* _EXERCISE AIM_: Quote the entries word for word, starting at the very beginning and ending with the line that contains "- network-type-label: 4G: [306, 7, 321, 19]". Include that line, and nothing after it.

########

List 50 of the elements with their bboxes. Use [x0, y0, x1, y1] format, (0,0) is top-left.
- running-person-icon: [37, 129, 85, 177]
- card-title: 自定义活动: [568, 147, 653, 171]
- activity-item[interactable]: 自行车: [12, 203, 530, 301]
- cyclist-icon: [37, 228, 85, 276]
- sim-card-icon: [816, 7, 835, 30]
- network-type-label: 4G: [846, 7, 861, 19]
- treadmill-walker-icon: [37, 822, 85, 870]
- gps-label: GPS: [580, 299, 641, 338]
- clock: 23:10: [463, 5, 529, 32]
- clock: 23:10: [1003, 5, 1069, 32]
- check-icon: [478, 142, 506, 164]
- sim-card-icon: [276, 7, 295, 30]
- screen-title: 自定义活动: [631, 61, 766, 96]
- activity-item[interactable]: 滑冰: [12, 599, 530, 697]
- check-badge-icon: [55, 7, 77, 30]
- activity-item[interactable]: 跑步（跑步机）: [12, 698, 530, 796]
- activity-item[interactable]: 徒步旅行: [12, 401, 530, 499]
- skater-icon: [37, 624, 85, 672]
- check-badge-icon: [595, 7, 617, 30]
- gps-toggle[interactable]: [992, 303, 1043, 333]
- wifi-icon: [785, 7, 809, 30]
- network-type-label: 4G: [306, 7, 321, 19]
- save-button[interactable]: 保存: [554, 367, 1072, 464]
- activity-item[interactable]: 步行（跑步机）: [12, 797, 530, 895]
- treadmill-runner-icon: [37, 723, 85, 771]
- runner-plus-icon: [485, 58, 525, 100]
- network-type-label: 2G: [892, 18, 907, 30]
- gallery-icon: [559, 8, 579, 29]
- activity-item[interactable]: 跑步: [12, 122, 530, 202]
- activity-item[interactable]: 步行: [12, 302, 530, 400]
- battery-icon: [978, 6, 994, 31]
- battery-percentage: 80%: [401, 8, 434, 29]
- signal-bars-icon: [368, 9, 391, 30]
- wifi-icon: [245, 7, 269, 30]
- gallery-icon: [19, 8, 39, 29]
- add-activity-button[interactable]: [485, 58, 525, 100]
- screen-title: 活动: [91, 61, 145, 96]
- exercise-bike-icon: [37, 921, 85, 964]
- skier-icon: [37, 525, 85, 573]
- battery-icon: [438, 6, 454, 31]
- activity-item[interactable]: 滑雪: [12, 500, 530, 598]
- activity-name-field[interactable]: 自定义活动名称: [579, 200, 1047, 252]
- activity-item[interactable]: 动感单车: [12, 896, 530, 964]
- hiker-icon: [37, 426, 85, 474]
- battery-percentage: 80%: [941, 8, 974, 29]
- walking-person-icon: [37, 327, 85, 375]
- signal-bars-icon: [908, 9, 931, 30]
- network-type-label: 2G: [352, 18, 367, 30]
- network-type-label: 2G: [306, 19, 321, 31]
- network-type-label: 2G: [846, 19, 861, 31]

########

* _THE RESPONSE_:
List 50 of the elements with their bboxes. Use [x0, y0, x1, y1] format, (0,0) is top-left.
- running-person-icon: [37, 129, 85, 177]
- card-title: 自定义活动: [568, 147, 653, 171]
- activity-item[interactable]: 自行车: [12, 203, 530, 301]
- cyclist-icon: [37, 228, 85, 276]
- sim-card-icon: [816, 7, 835, 30]
- network-type-label: 4G: [846, 7, 861, 19]
- treadmill-walker-icon: [37, 822, 85, 870]
- gps-label: GPS: [580, 299, 641, 338]
- clock: 23:10: [463, 5, 529, 32]
- clock: 23:10: [1003, 5, 1069, 32]
- check-icon: [478, 142, 506, 164]
- sim-card-icon: [276, 7, 295, 30]
- screen-title: 自定义活动: [631, 61, 766, 96]
- activity-item[interactable]: 滑冰: [12, 599, 530, 697]
- check-badge-icon: [55, 7, 77, 30]
- activity-item[interactable]: 跑步（跑步机）: [12, 698, 530, 796]
- activity-item[interactable]: 徒步旅行: [12, 401, 530, 499]
- skater-icon: [37, 624, 85, 672]
- check-badge-icon: [595, 7, 617, 30]
- gps-toggle[interactable]: [992, 303, 1043, 333]
- wifi-icon: [785, 7, 809, 30]
- network-type-label: 4G: [306, 7, 321, 19]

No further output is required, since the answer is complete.